Work instruction:
Print the records below exactly; all of them are needed.

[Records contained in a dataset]
━━━━━━━━━━
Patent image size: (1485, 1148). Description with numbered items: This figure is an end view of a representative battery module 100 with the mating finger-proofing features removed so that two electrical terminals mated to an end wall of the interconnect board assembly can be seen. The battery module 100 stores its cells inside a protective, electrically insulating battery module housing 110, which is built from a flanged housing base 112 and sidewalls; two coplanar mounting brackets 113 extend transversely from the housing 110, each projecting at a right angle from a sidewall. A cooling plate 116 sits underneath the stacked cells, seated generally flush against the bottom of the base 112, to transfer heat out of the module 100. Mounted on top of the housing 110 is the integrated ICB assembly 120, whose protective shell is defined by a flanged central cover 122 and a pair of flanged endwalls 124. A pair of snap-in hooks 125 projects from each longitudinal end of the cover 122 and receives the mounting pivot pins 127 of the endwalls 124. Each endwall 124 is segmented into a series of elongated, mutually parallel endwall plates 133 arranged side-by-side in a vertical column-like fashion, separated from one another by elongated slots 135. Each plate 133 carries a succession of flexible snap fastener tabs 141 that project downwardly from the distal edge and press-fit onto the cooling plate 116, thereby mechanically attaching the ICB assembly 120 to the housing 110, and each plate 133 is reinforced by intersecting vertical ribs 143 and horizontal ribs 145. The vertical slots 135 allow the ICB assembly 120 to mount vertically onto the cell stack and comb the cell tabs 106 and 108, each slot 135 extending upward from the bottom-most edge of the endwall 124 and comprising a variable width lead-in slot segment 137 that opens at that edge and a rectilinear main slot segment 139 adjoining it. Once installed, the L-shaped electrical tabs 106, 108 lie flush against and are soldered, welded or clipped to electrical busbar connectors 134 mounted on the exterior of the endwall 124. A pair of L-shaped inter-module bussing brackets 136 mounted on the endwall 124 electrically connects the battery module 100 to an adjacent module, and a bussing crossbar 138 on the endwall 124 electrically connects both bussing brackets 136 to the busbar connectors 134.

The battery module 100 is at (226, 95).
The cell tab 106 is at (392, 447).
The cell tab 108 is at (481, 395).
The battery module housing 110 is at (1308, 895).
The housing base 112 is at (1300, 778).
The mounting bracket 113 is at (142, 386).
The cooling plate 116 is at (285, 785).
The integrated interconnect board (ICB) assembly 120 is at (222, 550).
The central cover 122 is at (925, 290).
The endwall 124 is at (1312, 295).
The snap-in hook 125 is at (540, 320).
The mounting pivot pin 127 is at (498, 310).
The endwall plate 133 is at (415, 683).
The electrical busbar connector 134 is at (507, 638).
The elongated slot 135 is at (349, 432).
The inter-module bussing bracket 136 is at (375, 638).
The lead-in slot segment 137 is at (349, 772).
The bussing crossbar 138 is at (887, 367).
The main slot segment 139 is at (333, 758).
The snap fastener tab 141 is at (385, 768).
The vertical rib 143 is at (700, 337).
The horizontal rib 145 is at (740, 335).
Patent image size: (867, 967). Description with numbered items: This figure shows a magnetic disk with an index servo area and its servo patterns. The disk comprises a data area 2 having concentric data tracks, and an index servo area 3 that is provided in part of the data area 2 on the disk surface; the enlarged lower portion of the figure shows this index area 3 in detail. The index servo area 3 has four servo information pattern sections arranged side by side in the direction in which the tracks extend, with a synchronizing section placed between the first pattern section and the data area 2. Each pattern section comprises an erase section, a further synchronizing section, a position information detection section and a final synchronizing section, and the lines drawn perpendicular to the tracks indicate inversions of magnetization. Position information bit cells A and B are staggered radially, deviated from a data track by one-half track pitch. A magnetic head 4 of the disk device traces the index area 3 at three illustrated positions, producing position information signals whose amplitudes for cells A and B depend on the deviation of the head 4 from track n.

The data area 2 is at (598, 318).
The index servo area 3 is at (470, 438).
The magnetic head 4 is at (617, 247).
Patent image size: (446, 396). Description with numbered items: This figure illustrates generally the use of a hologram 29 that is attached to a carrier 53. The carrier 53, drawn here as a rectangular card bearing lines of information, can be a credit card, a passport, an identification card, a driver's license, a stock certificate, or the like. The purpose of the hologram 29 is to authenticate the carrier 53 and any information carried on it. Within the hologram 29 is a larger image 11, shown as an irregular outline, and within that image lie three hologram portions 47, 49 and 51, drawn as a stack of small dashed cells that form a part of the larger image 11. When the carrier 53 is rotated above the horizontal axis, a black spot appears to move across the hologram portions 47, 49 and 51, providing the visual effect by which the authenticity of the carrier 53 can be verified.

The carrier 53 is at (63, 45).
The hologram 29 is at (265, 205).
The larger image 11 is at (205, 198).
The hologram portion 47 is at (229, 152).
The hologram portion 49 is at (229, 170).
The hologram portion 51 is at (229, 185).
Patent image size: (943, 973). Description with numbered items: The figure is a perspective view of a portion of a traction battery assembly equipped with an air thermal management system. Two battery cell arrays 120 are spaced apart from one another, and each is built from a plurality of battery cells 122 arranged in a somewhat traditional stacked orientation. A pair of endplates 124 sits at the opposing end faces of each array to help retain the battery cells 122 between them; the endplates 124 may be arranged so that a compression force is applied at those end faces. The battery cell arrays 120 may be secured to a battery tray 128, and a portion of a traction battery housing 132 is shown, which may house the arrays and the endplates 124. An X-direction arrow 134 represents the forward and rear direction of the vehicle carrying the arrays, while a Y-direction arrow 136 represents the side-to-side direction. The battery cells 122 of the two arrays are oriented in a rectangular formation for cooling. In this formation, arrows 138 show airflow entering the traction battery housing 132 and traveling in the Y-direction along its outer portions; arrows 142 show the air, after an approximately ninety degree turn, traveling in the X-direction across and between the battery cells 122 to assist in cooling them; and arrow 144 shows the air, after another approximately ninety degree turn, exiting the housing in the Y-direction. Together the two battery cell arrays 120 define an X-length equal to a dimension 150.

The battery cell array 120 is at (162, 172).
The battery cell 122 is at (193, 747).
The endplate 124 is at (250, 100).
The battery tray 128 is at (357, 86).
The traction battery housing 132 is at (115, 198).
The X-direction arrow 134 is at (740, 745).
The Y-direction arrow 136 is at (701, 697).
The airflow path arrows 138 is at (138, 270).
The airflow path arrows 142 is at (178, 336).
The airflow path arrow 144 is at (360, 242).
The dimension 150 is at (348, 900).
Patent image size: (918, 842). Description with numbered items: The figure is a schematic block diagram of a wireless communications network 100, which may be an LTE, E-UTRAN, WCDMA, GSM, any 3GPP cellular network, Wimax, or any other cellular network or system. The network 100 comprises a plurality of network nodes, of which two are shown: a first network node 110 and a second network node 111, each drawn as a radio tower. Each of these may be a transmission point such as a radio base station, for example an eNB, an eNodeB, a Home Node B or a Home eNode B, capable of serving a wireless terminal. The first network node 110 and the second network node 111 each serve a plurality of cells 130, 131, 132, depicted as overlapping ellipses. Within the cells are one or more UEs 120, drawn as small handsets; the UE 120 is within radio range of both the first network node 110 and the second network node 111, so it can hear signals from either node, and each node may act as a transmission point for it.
━━━━━━━━━━
Answer box:
Patent image size: (1485, 1148). Description with numbered items: This figure is an end view of a representative battery module 100 with the mating finger-proofing features removed so that two electrical terminals mated to an end wall of the interconnect board assembly can be seen. The battery module 100 stores its cells inside a protective, electrically insulating battery module housing 110, which is built from a flanged housing base 112 and sidewalls; two coplanar mounting brackets 113 extend transversely from the housing 110, each projecting at a right angle from a sidewall. A cooling plate 116 sits underneath the stacked cells, seated generally flush against the bottom of the base 112, to transfer heat out of the module 100. Mounted on top of the housing 110 is the integrated ICB assembly 120, whose protective shell is defined by a flanged central cover 122 and a pair of flanged endwalls 124. A pair of snap-in hooks 125 projects from each longitudinal end of the cover 122 and receives the mounting pivot pins 127 of the endwalls 124. Each endwall 124 is segmented into a series of elongated, mutually parallel endwall plates 133 arranged side-by-side in a vertical column-like fashion, separated from one another by elongated slots 135. Each plate 133 carries a succession of flexible snap fastener tabs 141 that project downwardly from the distal edge and press-fit onto the cooling plate 116, thereby mechanically attaching the ICB assembly 120 to the housing 110, and each plate 133 is reinforced by intersecting vertical ribs 143 and horizontal ribs 145. The vertical slots 135 allow the ICB assembly 120 to mount vertically onto the cell stack and comb the cell tabs 106 and 108, each slot 135 extending upward from the bottom-most edge of the endwall 124 and comprising a variable width lead-in slot segment 137 that opens at that edge and a rectilinear main slot segment 139 adjoining it. Once installed, the L-shaped electrical tabs 106, 108 lie flush against and are soldered, welded or clipped to electrical busbar connectors 134 mounted on the exterior of the endwall 124. A pair of L-shaped inter-module bussing brackets 136 mounted on the endwall 124 electrically connects the battery module 100 to an adjacent module, and a bussing crossbar 138 on the endwall 124 electrically connects both bussing brackets 136 to the busbar connectors 134.

The battery module 100 is at (226, 95).
The cell tab 106 is at (392, 447).
The cell tab 108 is at (481, 395).
The battery module housing 110 is at (1308, 895).
The housing base 112 is at (1300, 778).
The mounting bracket 113 is at (142, 386).
The cooling plate 116 is at (285, 785).
The integrated interconnect board (ICB) assembly 120 is at (222, 550).
The central cover 122 is at (925, 290).
The endwall 124 is at (1312, 295).
The snap-in hook 125 is at (540, 320).
The mounting pivot pin 127 is at (498, 310).
The endwall plate 133 is at (415, 683).
The electrical busbar connector 134 is at (507, 638).
The elongated slot 135 is at (349, 432).
The inter-module bussing bracket 136 is at (375, 638).
The lead-in slot segment 137 is at (349, 772).
The bussing crossbar 138 is at (887, 367).
The main slot segment 139 is at (333, 758).
The snap fastener tab 141 is at (385, 768).
The vertical rib 143 is at (700, 337).
The horizontal rib 145 is at (740, 335).
Patent image size: (867, 967). Description with numbered items: This figure shows a magnetic disk with an index servo area and its servo patterns. The disk comprises a data area 2 having concentric data tracks, and an index servo area 3 that is provided in part of the data area 2 on the disk surface; the enlarged lower portion of the figure shows this index area 3 in detail. The index servo area 3 has four servo information pattern sections arranged side by side in the direction in which the tracks extend, with a synchronizing section placed between the first pattern section and the data area 2. Each pattern section comprises an erase section, a further synchronizing section, a position information detection section and a final synchronizing section, and the lines drawn perpendicular to the tracks indicate inversions of magnetization. Position information bit cells A and B are staggered radially, deviated from a data track by one-half track pitch. A magnetic head 4 of the disk device traces the index area 3 at three illustrated positions, producing position information signals whose amplitudes for cells A and B depend on the deviation of the head 4 from track n.

The data area 2 is at (598, 318).
The index servo area 3 is at (470, 438).
The magnetic head 4 is at (617, 247).
Patent image size: (446, 396). Description with numbered items: This figure illustrates generally the use of a hologram 29 that is attached to a carrier 53. The carrier 53, drawn here as a rectangular card bearing lines of information, can be a credit card, a passport, an identification card, a driver's license, a stock certificate, or the like. The purpose of the hologram 29 is to authenticate the carrier 53 and any information carried on it. Within the hologram 29 is a larger image 11, shown as an irregular outline, and within that image lie three hologram portions 47, 49 and 51, drawn as a stack of small dashed cells that form a part of the larger image 11. When the carrier 53 is rotated above the horizontal axis, a black spot appears to move across the hologram portions 47, 49 and 51, providing the visual effect by which the authenticity of the carrier 53 can be verified.

The carrier 53 is at (63, 45).
The hologram 29 is at (265, 205).
The larger image 11 is at (205, 198).
The hologram portion 47 is at (229, 152).
The hologram portion 49 is at (229, 170).
The hologram portion 51 is at (229, 185).
Patent image size: (943, 973). Description with numbered items: The figure is a perspective view of a portion of a traction battery assembly equipped with an air thermal management system. Two battery cell arrays 120 are spaced apart from one another, and each is built from a plurality of battery cells 122 arranged in a somewhat traditional stacked orientation. A pair of endplates 124 sits at the opposing end faces of each array to help retain the battery cells 122 between them; the endplates 124 may be arranged so that a compression force is applied at those end faces. The battery cell arrays 120 may be secured to a battery tray 128, and a portion of a traction battery housing 132 is shown, which may house the arrays and the endplates 124. An X-direction arrow 134 represents the forward and rear direction of the vehicle carrying the arrays, while a Y-direction arrow 136 represents the side-to-side direction. The battery cells 122 of the two arrays are oriented in a rectangular formation for cooling. In this formation, arrows 138 show airflow entering the traction battery housing 132 and traveling in the Y-direction along its outer portions; arrows 142 show the air, after an approximately ninety degree turn, traveling in the X-direction across and between the battery cells 122 to assist in cooling them; and arrow 144 shows the air, after another approximately ninety degree turn, exiting the housing in the Y-direction. Together the two battery cell arrays 120 define an X-length equal to a dimension 150.

The battery cell array 120 is at (162, 172).
The battery cell 122 is at (193, 747).
The endplate 124 is at (250, 100).
The battery tray 128 is at (357, 86).
The traction battery housing 132 is at (115, 198).
The X-direction arrow 134 is at (740, 745).
The Y-direction arrow 136 is at (701, 697).
The airflow path arrows 138 is at (138, 270).
The airflow path arrows 142 is at (178, 336).
The airflow path arrow 144 is at (360, 242).
The dimension 150 is at (348, 900).
Patent image size: (918, 842). Description with numbered items: The figure is a schematic block diagram of a wireless communications network 100, which may be an LTE, E-UTRAN, WCDMA, GSM, any 3GPP cellular network, Wimax, or any other cellular network or system. The network 100 comprises a plurality of network nodes, of which two are shown: a first network node 110 and a second network node 111, each drawn as a radio tower. Each of these may be a transmission point such as a radio base station, for example an eNB, an eNodeB, a Home Node B or a Home eNode B, capable of serving a wireless terminal. The first network node 110 and the second network node 111 each serve a plurality of cells 130, 131, 132, depicted as overlapping ellipses. Within the cells are one or more UEs 120, drawn as small handsets; the UE 120 is within radio range of both the first network node 110 and the second network node 111, so it can hear signals from either node, and each node may act as a transmission point for it.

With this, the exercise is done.